- To be done
Take every line from the listing below that contains "object".

(Data listing)

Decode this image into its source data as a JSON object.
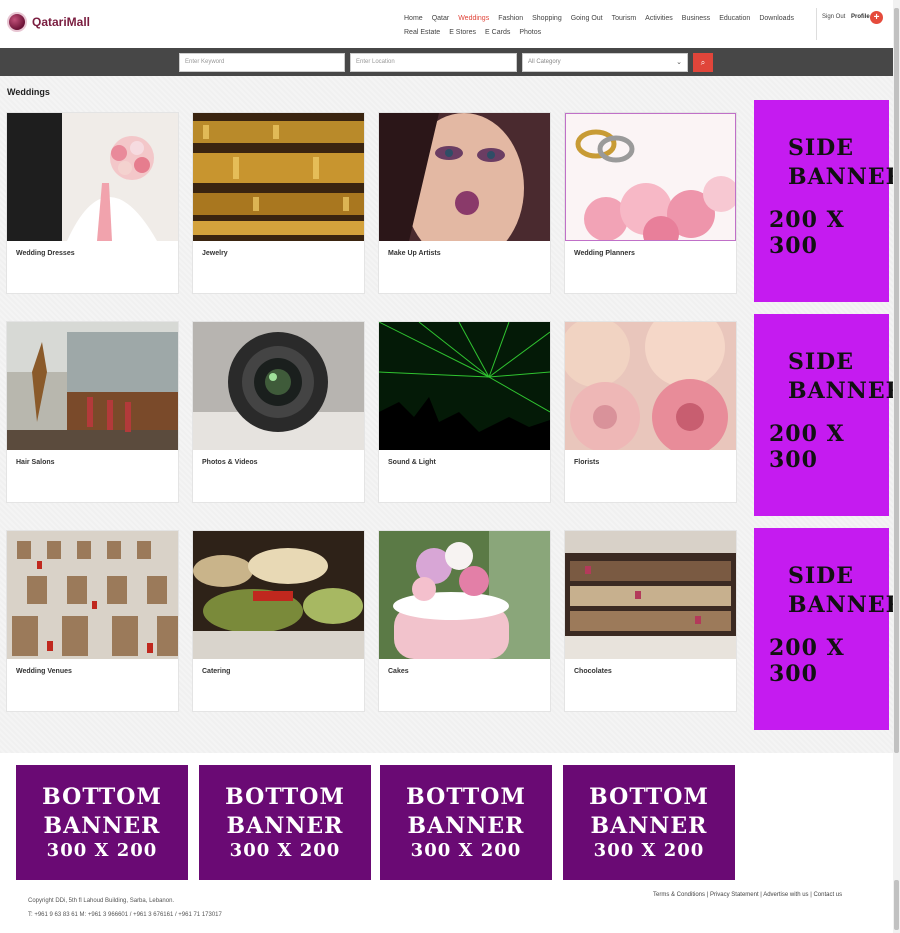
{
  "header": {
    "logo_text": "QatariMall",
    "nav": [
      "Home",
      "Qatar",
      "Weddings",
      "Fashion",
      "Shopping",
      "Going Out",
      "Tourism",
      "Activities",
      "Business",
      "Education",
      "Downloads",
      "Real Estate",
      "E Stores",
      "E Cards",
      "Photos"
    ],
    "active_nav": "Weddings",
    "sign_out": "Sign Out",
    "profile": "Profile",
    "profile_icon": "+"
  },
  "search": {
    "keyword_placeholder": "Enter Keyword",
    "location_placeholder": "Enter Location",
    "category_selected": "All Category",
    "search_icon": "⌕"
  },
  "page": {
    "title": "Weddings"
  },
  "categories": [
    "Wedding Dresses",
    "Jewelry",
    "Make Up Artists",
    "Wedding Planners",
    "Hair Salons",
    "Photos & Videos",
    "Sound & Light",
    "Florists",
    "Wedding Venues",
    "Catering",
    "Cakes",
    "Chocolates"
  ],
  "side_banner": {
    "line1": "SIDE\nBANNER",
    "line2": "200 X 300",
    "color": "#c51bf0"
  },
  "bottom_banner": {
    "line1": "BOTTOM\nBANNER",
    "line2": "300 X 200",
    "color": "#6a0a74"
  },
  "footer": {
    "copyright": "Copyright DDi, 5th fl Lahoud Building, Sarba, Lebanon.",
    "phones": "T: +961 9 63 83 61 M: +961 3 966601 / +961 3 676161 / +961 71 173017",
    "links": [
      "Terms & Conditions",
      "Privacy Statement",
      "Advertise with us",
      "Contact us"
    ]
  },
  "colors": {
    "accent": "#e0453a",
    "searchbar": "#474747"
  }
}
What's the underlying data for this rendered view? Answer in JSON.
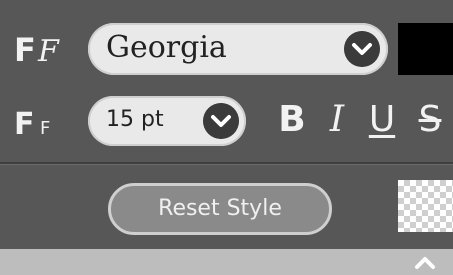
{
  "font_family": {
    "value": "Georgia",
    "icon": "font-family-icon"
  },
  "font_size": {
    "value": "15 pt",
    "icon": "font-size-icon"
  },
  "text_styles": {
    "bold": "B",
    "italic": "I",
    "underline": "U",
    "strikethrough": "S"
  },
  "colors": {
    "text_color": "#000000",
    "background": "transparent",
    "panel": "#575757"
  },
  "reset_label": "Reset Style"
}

==

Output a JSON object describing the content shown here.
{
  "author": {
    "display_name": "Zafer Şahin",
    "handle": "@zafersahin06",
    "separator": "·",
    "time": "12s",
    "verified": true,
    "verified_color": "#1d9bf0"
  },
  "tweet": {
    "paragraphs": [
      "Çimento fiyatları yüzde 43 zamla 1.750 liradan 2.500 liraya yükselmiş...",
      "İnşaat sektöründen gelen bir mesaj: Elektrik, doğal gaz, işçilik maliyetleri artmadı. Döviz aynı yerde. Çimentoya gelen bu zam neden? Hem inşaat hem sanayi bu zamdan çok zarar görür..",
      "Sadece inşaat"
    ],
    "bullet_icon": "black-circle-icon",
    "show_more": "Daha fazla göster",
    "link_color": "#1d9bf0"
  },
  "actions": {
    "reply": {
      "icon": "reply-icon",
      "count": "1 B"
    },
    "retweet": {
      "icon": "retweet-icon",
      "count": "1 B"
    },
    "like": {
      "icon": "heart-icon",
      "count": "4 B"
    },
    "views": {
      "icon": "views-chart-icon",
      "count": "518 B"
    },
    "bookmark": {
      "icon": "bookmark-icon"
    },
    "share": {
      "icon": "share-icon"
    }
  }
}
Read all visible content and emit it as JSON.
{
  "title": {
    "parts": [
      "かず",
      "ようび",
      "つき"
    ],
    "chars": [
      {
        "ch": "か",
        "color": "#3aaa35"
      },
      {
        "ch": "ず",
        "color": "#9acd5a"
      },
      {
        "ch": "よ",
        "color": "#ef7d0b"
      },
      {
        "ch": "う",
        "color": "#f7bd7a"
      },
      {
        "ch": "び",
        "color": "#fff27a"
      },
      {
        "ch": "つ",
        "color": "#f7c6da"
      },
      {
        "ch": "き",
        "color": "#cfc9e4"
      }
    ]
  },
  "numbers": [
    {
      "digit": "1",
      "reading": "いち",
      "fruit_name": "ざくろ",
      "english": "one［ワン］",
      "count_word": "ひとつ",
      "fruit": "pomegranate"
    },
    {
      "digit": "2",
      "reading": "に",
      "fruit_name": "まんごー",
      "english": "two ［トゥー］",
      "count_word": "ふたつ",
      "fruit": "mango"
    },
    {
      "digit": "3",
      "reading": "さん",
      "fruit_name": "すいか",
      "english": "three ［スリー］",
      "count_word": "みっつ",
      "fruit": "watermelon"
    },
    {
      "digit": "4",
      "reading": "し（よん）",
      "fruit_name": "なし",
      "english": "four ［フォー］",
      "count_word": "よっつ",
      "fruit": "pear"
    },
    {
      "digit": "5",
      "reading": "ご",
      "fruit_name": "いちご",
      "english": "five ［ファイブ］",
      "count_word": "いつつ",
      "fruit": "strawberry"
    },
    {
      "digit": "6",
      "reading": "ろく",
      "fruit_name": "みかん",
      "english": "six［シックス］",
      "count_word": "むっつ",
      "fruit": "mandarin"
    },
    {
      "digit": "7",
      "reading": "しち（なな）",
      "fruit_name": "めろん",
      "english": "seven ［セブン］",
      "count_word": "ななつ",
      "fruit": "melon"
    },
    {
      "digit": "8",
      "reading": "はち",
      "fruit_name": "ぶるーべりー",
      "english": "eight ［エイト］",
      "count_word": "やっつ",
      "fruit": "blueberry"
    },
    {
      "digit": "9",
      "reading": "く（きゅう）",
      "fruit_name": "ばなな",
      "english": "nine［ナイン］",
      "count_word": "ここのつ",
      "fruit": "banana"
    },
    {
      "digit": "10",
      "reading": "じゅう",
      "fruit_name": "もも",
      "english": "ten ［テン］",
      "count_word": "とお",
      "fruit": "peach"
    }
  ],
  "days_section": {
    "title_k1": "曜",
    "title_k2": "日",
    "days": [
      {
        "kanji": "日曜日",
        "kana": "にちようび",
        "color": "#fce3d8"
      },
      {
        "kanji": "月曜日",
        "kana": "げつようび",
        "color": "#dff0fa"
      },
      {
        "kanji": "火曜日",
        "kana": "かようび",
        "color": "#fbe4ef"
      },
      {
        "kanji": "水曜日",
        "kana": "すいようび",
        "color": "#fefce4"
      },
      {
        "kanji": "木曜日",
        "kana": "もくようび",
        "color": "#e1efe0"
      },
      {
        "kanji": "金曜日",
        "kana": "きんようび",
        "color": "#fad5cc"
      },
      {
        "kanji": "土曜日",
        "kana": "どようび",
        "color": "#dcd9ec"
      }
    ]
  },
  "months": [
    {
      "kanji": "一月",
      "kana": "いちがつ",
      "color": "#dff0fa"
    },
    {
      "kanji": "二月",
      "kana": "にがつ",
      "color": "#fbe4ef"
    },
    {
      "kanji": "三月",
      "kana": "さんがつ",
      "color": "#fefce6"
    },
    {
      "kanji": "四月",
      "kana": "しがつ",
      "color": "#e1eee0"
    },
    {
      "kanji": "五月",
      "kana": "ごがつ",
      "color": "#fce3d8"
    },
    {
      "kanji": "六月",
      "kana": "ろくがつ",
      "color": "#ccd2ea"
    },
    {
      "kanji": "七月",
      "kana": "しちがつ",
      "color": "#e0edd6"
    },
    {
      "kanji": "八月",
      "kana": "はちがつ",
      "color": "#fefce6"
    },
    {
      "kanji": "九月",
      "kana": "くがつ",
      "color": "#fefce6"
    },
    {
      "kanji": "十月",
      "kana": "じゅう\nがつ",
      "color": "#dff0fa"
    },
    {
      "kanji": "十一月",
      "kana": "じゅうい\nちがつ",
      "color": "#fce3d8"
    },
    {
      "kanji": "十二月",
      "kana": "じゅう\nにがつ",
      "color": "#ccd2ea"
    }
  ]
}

- Full answer
Decode this image into its source data as a JSON object.
Output a JSON object describing the content shown here.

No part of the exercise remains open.